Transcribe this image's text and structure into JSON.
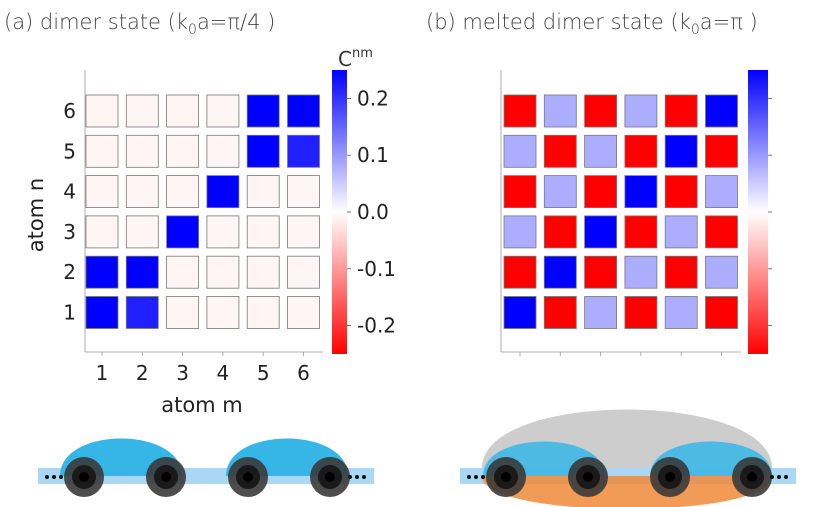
{
  "chart_data": [
    {
      "type": "heatmap",
      "panel": "a",
      "title": "(a) dimer state (k",
      "title_sub": "0",
      "title_tail": "a=π/4 )",
      "xlabel": "atom m",
      "ylabel": "atom n",
      "x_categories": [
        "1",
        "2",
        "3",
        "4",
        "5",
        "6"
      ],
      "y_categories": [
        "1",
        "2",
        "3",
        "4",
        "5",
        "6"
      ],
      "colorbar": {
        "label": "C",
        "label_sup": "nm",
        "ticks": [
          "0.2",
          "0.1",
          "0.0",
          "-0.1",
          "-0.2"
        ],
        "range": [
          -0.25,
          0.25
        ],
        "colormap": [
          "#ff0000",
          "#ffffff",
          "#0000ff"
        ]
      },
      "matrix_rows_n1_to_n6": [
        [
          0.25,
          0.22,
          -0.01,
          -0.01,
          -0.01,
          -0.01
        ],
        [
          0.25,
          0.25,
          -0.01,
          -0.01,
          -0.01,
          -0.01
        ],
        [
          -0.01,
          -0.01,
          0.25,
          -0.01,
          -0.01,
          -0.01
        ],
        [
          -0.01,
          -0.01,
          -0.01,
          0.25,
          -0.01,
          -0.01
        ],
        [
          -0.01,
          -0.01,
          -0.01,
          -0.01,
          0.25,
          0.22
        ],
        [
          -0.01,
          -0.01,
          -0.01,
          -0.01,
          0.25,
          0.25
        ]
      ]
    },
    {
      "type": "heatmap",
      "panel": "b",
      "title": "(b) melted dimer state (k",
      "title_sub": "0",
      "title_tail": "a=π )",
      "xlabel": "",
      "ylabel": "",
      "x_categories": [],
      "y_categories": [],
      "colorbar": {
        "range": [
          -0.25,
          0.25
        ],
        "colormap": [
          "#ff0000",
          "#ffffff",
          "#0000ff"
        ]
      },
      "matrix_rows_n1_to_n6": [
        [
          0.25,
          -0.25,
          0.08,
          -0.25,
          0.08,
          -0.25
        ],
        [
          -0.25,
          0.25,
          -0.25,
          0.08,
          -0.25,
          0.08
        ],
        [
          0.08,
          -0.25,
          0.25,
          -0.25,
          0.08,
          -0.25
        ],
        [
          -0.25,
          0.08,
          -0.25,
          0.25,
          -0.25,
          0.08
        ],
        [
          0.08,
          -0.25,
          0.08,
          -0.25,
          0.25,
          -0.25
        ],
        [
          -0.25,
          0.08,
          -0.25,
          0.08,
          -0.25,
          0.25
        ]
      ]
    }
  ],
  "colors": {
    "bond_blue": "#35b6e6",
    "bond_gray": "#c4c4c4",
    "bond_orange": "#f0893a",
    "chain_line": "#a9d7f4",
    "atom_outer": "#3a3a3a",
    "atom_inner": "#000000"
  }
}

### Stated problem
Output the records above exactly; leave out the pictures.

### Output for this exercise
Transcribe this image's text and structure into JSON.
{
  "chart_data": [
    {
      "type": "heatmap",
      "panel": "a",
      "title": "(a) dimer state (k",
      "title_sub": "0",
      "title_tail": "a=π/4 )",
      "xlabel": "atom m",
      "ylabel": "atom n",
      "x_categories": [
        "1",
        "2",
        "3",
        "4",
        "5",
        "6"
      ],
      "y_categories": [
        "1",
        "2",
        "3",
        "4",
        "5",
        "6"
      ],
      "colorbar": {
        "label": "C",
        "label_sup": "nm",
        "ticks": [
          "0.2",
          "0.1",
          "0.0",
          "-0.1",
          "-0.2"
        ],
        "range": [
          -0.25,
          0.25
        ],
        "colormap": [
          "#ff0000",
          "#ffffff",
          "#0000ff"
        ]
      },
      "matrix_rows_n1_to_n6": [
        [
          0.25,
          0.22,
          -0.01,
          -0.01,
          -0.01,
          -0.01
        ],
        [
          0.25,
          0.25,
          -0.01,
          -0.01,
          -0.01,
          -0.01
        ],
        [
          -0.01,
          -0.01,
          0.25,
          -0.01,
          -0.01,
          -0.01
        ],
        [
          -0.01,
          -0.01,
          -0.01,
          0.25,
          -0.01,
          -0.01
        ],
        [
          -0.01,
          -0.01,
          -0.01,
          -0.01,
          0.25,
          0.22
        ],
        [
          -0.01,
          -0.01,
          -0.01,
          -0.01,
          0.25,
          0.25
        ]
      ]
    },
    {
      "type": "heatmap",
      "panel": "b",
      "title": "(b) melted dimer state (k",
      "title_sub": "0",
      "title_tail": "a=π )",
      "xlabel": "",
      "ylabel": "",
      "x_categories": [],
      "y_categories": [],
      "colorbar": {
        "range": [
          -0.25,
          0.25
        ],
        "colormap": [
          "#ff0000",
          "#ffffff",
          "#0000ff"
        ]
      },
      "matrix_rows_n1_to_n6": [
        [
          0.25,
          -0.25,
          0.08,
          -0.25,
          0.08,
          -0.25
        ],
        [
          -0.25,
          0.25,
          -0.25,
          0.08,
          -0.25,
          0.08
        ],
        [
          0.08,
          -0.25,
          0.25,
          -0.25,
          0.08,
          -0.25
        ],
        [
          -0.25,
          0.08,
          -0.25,
          0.25,
          -0.25,
          0.08
        ],
        [
          0.08,
          -0.25,
          0.08,
          -0.25,
          0.25,
          -0.25
        ],
        [
          -0.25,
          0.08,
          -0.25,
          0.08,
          -0.25,
          0.25
        ]
      ]
    }
  ],
  "colors": {
    "bond_blue": "#35b6e6",
    "bond_gray": "#c4c4c4",
    "bond_orange": "#f0893a",
    "chain_line": "#a9d7f4",
    "atom_outer": "#3a3a3a",
    "atom_inner": "#000000"
  }
}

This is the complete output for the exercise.